» **Aim of the exercise**: Repeat the material exactly, leaving nothing out.
START
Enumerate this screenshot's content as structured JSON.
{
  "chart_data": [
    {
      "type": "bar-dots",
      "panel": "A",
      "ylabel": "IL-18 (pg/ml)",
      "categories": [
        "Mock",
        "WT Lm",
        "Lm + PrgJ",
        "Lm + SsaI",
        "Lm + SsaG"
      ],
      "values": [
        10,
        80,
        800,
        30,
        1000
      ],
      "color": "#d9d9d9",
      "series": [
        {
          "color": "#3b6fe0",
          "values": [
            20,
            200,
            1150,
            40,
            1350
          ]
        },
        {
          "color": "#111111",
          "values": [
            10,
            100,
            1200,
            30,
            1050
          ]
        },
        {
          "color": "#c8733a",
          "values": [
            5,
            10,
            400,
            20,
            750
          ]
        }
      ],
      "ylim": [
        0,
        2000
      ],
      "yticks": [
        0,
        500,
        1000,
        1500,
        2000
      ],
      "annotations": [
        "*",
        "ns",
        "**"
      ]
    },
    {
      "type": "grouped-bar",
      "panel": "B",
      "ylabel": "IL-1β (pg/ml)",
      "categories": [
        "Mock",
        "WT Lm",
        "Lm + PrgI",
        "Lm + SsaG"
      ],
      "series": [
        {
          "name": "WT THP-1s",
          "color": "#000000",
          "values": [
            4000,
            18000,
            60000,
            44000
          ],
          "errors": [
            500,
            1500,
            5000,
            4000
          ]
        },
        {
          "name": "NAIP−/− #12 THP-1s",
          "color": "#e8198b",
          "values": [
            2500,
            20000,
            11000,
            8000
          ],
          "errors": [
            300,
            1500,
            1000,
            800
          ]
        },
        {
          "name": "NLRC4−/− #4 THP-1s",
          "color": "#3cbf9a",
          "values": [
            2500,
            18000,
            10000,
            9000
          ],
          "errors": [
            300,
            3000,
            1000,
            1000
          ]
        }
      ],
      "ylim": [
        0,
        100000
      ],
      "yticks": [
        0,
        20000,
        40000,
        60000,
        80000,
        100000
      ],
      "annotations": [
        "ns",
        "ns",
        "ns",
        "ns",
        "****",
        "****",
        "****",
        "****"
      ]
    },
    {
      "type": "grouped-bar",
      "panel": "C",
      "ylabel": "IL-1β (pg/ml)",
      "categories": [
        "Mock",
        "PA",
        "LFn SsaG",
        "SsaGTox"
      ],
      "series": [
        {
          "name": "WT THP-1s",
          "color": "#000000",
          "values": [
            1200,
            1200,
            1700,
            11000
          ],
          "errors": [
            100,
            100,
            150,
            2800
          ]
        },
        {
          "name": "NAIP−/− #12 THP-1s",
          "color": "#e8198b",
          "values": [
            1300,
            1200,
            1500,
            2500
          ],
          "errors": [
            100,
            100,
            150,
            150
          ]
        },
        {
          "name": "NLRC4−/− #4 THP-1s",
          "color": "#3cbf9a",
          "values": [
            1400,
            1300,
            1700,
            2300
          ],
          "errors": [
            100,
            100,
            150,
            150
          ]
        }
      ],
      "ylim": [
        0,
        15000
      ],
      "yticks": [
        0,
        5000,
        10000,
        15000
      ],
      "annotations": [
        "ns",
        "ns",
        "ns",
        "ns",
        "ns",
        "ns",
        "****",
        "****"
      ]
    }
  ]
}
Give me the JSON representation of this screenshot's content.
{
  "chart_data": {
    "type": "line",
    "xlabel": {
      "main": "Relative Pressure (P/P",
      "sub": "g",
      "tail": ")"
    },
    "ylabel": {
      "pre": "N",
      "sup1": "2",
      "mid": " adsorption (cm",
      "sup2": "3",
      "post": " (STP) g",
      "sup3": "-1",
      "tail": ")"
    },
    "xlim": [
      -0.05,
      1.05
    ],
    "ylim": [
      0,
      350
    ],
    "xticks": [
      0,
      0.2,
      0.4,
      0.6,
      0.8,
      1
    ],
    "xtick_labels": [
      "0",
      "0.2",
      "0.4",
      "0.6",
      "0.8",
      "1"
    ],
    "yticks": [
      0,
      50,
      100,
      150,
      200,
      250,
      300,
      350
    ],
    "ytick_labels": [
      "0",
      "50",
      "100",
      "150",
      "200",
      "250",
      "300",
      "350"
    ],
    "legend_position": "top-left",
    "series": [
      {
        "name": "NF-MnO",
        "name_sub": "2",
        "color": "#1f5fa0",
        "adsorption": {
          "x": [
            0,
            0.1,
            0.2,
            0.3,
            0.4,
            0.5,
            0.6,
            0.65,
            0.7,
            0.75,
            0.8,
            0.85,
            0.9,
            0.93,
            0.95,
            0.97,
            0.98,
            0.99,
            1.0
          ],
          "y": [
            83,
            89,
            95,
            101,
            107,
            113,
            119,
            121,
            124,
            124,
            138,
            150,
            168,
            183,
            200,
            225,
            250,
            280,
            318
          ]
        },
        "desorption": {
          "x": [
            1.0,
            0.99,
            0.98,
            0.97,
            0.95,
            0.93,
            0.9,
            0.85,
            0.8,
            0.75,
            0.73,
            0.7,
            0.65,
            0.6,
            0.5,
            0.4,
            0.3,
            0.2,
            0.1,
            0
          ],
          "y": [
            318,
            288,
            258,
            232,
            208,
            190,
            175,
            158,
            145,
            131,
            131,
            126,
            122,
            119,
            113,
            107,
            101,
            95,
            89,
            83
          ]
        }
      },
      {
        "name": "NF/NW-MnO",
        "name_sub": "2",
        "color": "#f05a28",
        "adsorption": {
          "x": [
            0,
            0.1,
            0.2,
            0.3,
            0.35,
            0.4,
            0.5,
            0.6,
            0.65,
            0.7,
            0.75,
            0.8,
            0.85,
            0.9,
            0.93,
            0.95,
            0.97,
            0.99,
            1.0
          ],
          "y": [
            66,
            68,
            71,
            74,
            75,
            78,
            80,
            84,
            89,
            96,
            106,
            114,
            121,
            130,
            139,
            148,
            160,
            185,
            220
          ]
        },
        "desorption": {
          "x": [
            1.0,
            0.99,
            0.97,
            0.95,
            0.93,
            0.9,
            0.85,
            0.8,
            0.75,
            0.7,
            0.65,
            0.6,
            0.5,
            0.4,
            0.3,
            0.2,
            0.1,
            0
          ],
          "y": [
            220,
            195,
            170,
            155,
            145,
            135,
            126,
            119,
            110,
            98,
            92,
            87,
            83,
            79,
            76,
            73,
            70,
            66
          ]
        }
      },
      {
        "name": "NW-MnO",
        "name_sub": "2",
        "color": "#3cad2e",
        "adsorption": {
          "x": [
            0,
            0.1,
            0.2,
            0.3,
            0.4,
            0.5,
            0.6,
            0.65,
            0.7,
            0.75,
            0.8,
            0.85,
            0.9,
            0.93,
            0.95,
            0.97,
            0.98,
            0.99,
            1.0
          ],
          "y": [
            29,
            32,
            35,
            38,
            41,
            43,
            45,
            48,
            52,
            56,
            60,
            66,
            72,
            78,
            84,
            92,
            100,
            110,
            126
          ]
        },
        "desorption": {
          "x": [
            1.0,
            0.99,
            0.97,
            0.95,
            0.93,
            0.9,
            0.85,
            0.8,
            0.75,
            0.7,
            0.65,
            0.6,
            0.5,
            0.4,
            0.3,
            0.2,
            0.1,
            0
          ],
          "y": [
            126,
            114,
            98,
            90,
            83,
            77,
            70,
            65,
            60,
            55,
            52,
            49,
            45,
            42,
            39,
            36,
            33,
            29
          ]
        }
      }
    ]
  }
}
END
» **Result below**:
Enumerate this screenshot's content as structured JSON.
{
  "chart_data": [
    {
      "type": "bar-dots",
      "panel": "A",
      "ylabel": "IL-18 (pg/ml)",
      "categories": [
        "Mock",
        "WT Lm",
        "Lm + PrgJ",
        "Lm + SsaI",
        "Lm + SsaG"
      ],
      "values": [
        10,
        80,
        800,
        30,
        1000
      ],
      "color": "#d9d9d9",
      "series": [
        {
          "color": "#3b6fe0",
          "values": [
            20,
            200,
            1150,
            40,
            1350
          ]
        },
        {
          "color": "#111111",
          "values": [
            10,
            100,
            1200,
            30,
            1050
          ]
        },
        {
          "color": "#c8733a",
          "values": [
            5,
            10,
            400,
            20,
            750
          ]
        }
      ],
      "ylim": [
        0,
        2000
      ],
      "yticks": [
        0,
        500,
        1000,
        1500,
        2000
      ],
      "annotations": [
        "*",
        "ns",
        "**"
      ]
    },
    {
      "type": "grouped-bar",
      "panel": "B",
      "ylabel": "IL-1β (pg/ml)",
      "categories": [
        "Mock",
        "WT Lm",
        "Lm + PrgI",
        "Lm + SsaG"
      ],
      "series": [
        {
          "name": "WT THP-1s",
          "color": "#000000",
          "values": [
            4000,
            18000,
            60000,
            44000
          ],
          "errors": [
            500,
            1500,
            5000,
            4000
          ]
        },
        {
          "name": "NAIP−/− #12 THP-1s",
          "color": "#e8198b",
          "values": [
            2500,
            20000,
            11000,
            8000
          ],
          "errors": [
            300,
            1500,
            1000,
            800
          ]
        },
        {
          "name": "NLRC4−/− #4 THP-1s",
          "color": "#3cbf9a",
          "values": [
            2500,
            18000,
            10000,
            9000
          ],
          "errors": [
            300,
            3000,
            1000,
            1000
          ]
        }
      ],
      "ylim": [
        0,
        100000
      ],
      "yticks": [
        0,
        20000,
        40000,
        60000,
        80000,
        100000
      ],
      "annotations": [
        "ns",
        "ns",
        "ns",
        "ns",
        "****",
        "****",
        "****",
        "****"
      ]
    },
    {
      "type": "grouped-bar",
      "panel": "C",
      "ylabel": "IL-1β (pg/ml)",
      "categories": [
        "Mock",
        "PA",
        "LFn SsaG",
        "SsaGTox"
      ],
      "series": [
        {
          "name": "WT THP-1s",
          "color": "#000000",
          "values": [
            1200,
            1200,
            1700,
            11000
          ],
          "errors": [
            100,
            100,
            150,
            2800
          ]
        },
        {
          "name": "NAIP−/− #12 THP-1s",
          "color": "#e8198b",
          "values": [
            1300,
            1200,
            1500,
            2500
          ],
          "errors": [
            100,
            100,
            150,
            150
          ]
        },
        {
          "name": "NLRC4−/− #4 THP-1s",
          "color": "#3cbf9a",
          "values": [
            1400,
            1300,
            1700,
            2300
          ],
          "errors": [
            100,
            100,
            150,
            150
          ]
        }
      ],
      "ylim": [
        0,
        15000
      ],
      "yticks": [
        0,
        5000,
        10000,
        15000
      ],
      "annotations": [
        "ns",
        "ns",
        "ns",
        "ns",
        "ns",
        "ns",
        "****",
        "****"
      ]
    }
  ]
}
Give me the JSON representation of this screenshot's content.
{
  "chart_data": {
    "type": "line",
    "xlabel": {
      "main": "Relative Pressure (P/P",
      "sub": "g",
      "tail": ")"
    },
    "ylabel": {
      "pre": "N",
      "sup1": "2",
      "mid": " adsorption (cm",
      "sup2": "3",
      "post": " (STP) g",
      "sup3": "-1",
      "tail": ")"
    },
    "xlim": [
      -0.05,
      1.05
    ],
    "ylim": [
      0,
      350
    ],
    "xticks": [
      0,
      0.2,
      0.4,
      0.6,
      0.8,
      1
    ],
    "xtick_labels": [
      "0",
      "0.2",
      "0.4",
      "0.6",
      "0.8",
      "1"
    ],
    "yticks": [
      0,
      50,
      100,
      150,
      200,
      250,
      300,
      350
    ],
    "ytick_labels": [
      "0",
      "50",
      "100",
      "150",
      "200",
      "250",
      "300",
      "350"
    ],
    "legend_position": "top-left",
    "series": [
      {
        "name": "NF-MnO",
        "name_sub": "2",
        "color": "#1f5fa0",
        "adsorption": {
          "x": [
            0,
            0.1,
            0.2,
            0.3,
            0.4,
            0.5,
            0.6,
            0.65,
            0.7,
            0.75,
            0.8,
            0.85,
            0.9,
            0.93,
            0.95,
            0.97,
            0.98,
            0.99,
            1.0
          ],
          "y": [
            83,
            89,
            95,
            101,
            107,
            113,
            119,
            121,
            124,
            124,
            138,
            150,
            168,
            183,
            200,
            225,
            250,
            280,
            318
          ]
        },
        "desorption": {
          "x": [
            1.0,
            0.99,
            0.98,
            0.97,
            0.95,
            0.93,
            0.9,
            0.85,
            0.8,
            0.75,
            0.73,
            0.7,
            0.65,
            0.6,
            0.5,
            0.4,
            0.3,
            0.2,
            0.1,
            0
          ],
          "y": [
            318,
            288,
            258,
            232,
            208,
            190,
            175,
            158,
            145,
            131,
            131,
            126,
            122,
            119,
            113,
            107,
            101,
            95,
            89,
            83
          ]
        }
      },
      {
        "name": "NF/NW-MnO",
        "name_sub": "2",
        "color": "#f05a28",
        "adsorption": {
          "x": [
            0,
            0.1,
            0.2,
            0.3,
            0.35,
            0.4,
            0.5,
            0.6,
            0.65,
            0.7,
            0.75,
            0.8,
            0.85,
            0.9,
            0.93,
            0.95,
            0.97,
            0.99,
            1.0
          ],
          "y": [
            66,
            68,
            71,
            74,
            75,
            78,
            80,
            84,
            89,
            96,
            106,
            114,
            121,
            130,
            139,
            148,
            160,
            185,
            220
          ]
        },
        "desorption": {
          "x": [
            1.0,
            0.99,
            0.97,
            0.95,
            0.93,
            0.9,
            0.85,
            0.8,
            0.75,
            0.7,
            0.65,
            0.6,
            0.5,
            0.4,
            0.3,
            0.2,
            0.1,
            0
          ],
          "y": [
            220,
            195,
            170,
            155,
            145,
            135,
            126,
            119,
            110,
            98,
            92,
            87,
            83,
            79,
            76,
            73,
            70,
            66
          ]
        }
      },
      {
        "name": "NW-MnO",
        "name_sub": "2",
        "color": "#3cad2e",
        "adsorption": {
          "x": [
            0,
            0.1,
            0.2,
            0.3,
            0.4,
            0.5,
            0.6,
            0.65,
            0.7,
            0.75,
            0.8,
            0.85,
            0.9,
            0.93,
            0.95,
            0.97,
            0.98,
            0.99,
            1.0
          ],
          "y": [
            29,
            32,
            35,
            38,
            41,
            43,
            45,
            48,
            52,
            56,
            60,
            66,
            72,
            78,
            84,
            92,
            100,
            110,
            126
          ]
        },
        "desorption": {
          "x": [
            1.0,
            0.99,
            0.97,
            0.95,
            0.93,
            0.9,
            0.85,
            0.8,
            0.75,
            0.7,
            0.65,
            0.6,
            0.5,
            0.4,
            0.3,
            0.2,
            0.1,
            0
          ],
          "y": [
            126,
            114,
            98,
            90,
            83,
            77,
            70,
            65,
            60,
            55,
            52,
            49,
            45,
            42,
            39,
            36,
            33,
            29
          ]
        }
      }
    ]
  }
}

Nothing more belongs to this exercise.